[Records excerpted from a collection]
— begin —

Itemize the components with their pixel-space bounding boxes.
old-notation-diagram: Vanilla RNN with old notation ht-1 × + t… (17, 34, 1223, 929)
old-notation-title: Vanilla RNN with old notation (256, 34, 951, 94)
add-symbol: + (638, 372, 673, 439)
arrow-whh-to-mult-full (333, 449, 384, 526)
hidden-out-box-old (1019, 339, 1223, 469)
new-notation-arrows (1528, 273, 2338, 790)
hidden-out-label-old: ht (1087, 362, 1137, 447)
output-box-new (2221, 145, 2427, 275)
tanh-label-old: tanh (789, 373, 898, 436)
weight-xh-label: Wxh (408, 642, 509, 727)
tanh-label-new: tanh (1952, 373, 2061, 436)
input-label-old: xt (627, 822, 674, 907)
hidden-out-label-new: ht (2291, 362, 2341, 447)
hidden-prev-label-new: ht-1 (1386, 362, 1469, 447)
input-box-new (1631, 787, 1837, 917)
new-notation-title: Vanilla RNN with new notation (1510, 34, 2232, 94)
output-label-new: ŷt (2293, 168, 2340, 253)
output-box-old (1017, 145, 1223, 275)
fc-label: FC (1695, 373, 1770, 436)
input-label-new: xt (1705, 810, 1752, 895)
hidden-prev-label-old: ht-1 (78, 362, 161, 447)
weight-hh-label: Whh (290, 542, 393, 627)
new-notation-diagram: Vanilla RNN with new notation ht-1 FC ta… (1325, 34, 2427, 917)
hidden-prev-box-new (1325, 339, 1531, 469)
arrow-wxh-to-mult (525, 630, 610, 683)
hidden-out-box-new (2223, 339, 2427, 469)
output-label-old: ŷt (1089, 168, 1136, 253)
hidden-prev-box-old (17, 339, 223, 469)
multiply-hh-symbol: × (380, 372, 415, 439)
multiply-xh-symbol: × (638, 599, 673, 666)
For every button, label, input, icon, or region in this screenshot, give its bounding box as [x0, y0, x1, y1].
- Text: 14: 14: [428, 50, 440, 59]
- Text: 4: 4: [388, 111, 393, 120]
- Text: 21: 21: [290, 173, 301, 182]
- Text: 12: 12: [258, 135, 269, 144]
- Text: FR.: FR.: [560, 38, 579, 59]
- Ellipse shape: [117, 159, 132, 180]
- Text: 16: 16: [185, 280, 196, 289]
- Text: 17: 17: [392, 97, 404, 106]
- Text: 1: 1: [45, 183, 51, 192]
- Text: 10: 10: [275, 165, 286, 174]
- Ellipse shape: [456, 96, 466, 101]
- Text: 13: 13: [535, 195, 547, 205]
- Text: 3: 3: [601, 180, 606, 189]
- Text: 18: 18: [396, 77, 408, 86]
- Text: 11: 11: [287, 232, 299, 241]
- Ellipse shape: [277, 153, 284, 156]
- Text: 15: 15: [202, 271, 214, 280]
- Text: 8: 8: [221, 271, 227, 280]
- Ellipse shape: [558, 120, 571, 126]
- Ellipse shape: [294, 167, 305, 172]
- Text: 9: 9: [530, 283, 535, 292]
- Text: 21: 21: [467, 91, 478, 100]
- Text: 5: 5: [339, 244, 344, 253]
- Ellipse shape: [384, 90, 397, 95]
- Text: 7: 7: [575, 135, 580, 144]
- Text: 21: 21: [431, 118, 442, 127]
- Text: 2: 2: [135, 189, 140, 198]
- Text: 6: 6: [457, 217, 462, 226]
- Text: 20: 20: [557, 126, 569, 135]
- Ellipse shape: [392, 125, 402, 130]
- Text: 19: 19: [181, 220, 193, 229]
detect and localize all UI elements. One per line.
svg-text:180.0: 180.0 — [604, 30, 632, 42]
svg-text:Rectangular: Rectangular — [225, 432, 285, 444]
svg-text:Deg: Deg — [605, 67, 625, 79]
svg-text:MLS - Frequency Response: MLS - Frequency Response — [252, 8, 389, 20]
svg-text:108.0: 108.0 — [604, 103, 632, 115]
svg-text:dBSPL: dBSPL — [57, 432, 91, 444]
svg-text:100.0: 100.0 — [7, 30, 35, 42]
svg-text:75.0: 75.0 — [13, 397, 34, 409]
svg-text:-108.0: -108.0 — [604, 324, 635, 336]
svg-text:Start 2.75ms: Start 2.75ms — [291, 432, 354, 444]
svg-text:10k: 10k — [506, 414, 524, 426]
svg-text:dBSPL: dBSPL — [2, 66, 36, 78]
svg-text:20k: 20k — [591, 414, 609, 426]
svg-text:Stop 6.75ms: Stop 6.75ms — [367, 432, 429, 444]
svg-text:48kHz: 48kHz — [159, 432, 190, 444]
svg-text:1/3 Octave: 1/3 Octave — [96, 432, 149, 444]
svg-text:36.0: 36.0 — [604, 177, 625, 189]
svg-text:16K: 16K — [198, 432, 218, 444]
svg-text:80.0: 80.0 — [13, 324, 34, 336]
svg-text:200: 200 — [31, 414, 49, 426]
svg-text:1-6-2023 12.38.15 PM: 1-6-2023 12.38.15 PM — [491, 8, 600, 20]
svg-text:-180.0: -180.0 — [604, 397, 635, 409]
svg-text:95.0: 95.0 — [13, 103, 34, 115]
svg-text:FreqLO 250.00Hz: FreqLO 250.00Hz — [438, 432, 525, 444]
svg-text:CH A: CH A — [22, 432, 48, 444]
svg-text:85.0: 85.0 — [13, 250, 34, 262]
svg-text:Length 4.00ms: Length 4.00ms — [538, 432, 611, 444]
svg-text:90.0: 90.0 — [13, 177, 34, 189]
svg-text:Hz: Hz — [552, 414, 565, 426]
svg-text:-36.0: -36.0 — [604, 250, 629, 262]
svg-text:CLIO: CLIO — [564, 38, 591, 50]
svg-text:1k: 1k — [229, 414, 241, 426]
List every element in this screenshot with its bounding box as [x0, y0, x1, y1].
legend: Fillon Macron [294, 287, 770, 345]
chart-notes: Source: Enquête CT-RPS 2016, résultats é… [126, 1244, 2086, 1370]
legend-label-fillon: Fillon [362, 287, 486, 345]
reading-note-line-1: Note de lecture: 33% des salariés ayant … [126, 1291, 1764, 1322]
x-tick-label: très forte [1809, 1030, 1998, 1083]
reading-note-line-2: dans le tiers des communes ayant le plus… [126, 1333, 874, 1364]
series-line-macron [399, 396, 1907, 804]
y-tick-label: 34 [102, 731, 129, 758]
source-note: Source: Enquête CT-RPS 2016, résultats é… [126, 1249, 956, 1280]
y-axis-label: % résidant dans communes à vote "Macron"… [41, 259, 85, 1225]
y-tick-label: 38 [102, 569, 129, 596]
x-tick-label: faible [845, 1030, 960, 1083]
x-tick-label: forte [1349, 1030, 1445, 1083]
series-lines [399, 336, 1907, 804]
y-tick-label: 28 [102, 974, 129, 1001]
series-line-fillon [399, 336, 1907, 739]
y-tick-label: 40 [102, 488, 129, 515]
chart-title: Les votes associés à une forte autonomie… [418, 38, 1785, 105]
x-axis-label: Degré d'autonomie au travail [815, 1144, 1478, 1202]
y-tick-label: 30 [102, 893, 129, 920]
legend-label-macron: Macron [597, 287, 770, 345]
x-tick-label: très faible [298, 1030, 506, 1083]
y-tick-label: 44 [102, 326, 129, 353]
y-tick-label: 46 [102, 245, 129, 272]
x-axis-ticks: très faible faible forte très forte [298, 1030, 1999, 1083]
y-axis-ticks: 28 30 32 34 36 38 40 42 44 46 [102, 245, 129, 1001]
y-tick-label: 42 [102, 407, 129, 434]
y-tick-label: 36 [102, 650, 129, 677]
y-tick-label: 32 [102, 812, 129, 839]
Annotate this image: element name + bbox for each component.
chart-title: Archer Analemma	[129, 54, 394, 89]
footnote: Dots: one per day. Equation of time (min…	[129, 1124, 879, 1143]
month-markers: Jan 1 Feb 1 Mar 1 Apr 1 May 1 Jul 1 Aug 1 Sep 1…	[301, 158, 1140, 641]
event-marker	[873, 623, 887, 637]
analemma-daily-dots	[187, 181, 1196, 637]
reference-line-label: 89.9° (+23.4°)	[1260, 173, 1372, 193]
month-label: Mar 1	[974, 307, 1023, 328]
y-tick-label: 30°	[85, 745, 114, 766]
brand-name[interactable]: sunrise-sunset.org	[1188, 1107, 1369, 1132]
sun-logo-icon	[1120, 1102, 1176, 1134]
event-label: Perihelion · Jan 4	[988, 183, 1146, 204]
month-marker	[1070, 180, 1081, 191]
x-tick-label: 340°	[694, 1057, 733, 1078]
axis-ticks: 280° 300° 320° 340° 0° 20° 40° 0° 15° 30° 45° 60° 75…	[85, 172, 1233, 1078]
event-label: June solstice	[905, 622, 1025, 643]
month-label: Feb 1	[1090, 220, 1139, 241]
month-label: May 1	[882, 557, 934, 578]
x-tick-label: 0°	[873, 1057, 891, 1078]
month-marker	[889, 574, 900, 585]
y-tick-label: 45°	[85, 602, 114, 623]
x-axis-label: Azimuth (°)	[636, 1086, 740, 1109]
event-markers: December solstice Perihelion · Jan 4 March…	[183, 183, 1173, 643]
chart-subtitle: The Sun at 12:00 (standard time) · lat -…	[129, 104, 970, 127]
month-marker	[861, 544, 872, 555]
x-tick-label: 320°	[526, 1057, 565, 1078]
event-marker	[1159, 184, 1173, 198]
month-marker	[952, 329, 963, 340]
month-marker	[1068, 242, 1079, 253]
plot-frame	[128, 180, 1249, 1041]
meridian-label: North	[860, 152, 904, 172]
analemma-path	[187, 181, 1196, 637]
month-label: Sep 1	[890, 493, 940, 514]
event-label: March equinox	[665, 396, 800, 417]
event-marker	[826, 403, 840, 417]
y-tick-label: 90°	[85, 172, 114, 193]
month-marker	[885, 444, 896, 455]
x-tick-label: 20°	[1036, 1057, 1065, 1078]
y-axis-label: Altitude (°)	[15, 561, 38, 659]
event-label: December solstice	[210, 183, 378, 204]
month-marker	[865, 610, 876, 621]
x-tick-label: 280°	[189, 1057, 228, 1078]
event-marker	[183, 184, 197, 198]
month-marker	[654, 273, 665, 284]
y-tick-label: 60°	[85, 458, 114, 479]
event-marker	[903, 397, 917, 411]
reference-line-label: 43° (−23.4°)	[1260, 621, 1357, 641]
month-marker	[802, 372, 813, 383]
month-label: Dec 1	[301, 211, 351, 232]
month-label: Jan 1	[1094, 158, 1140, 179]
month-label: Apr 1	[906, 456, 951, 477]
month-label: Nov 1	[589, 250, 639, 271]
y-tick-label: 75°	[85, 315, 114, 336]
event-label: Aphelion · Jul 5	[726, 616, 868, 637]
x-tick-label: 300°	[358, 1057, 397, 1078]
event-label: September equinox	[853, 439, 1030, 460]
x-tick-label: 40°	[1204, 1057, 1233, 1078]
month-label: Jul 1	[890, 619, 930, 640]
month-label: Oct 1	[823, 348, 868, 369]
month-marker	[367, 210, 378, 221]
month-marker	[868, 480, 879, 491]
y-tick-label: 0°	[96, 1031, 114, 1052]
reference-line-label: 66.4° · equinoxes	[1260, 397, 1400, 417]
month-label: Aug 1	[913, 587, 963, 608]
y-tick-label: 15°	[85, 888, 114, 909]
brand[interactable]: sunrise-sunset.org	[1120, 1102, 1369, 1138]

— end —

Edit the records from their start through the line containing "tanh-label-old: tanh (789, 373, 898, 436)", changing "old notation" to "previous notation" and leaving everything else the same.

Itemize the components with their pixel-space bounding boxes.
old-notation-diagram: Vanilla RNN with previous notation ht-1 × + t… (17, 34, 1223, 929)
old-notation-title: Vanilla RNN with previous notation (256, 34, 951, 94)
add-symbol: + (638, 372, 673, 439)
arrow-whh-to-mult-full (333, 449, 384, 526)
hidden-out-box-old (1019, 339, 1223, 469)
new-notation-arrows (1528, 273, 2338, 790)
hidden-out-label-old: ht (1087, 362, 1137, 447)
output-box-new (2221, 145, 2427, 275)
tanh-label-old: tanh (789, 373, 898, 436)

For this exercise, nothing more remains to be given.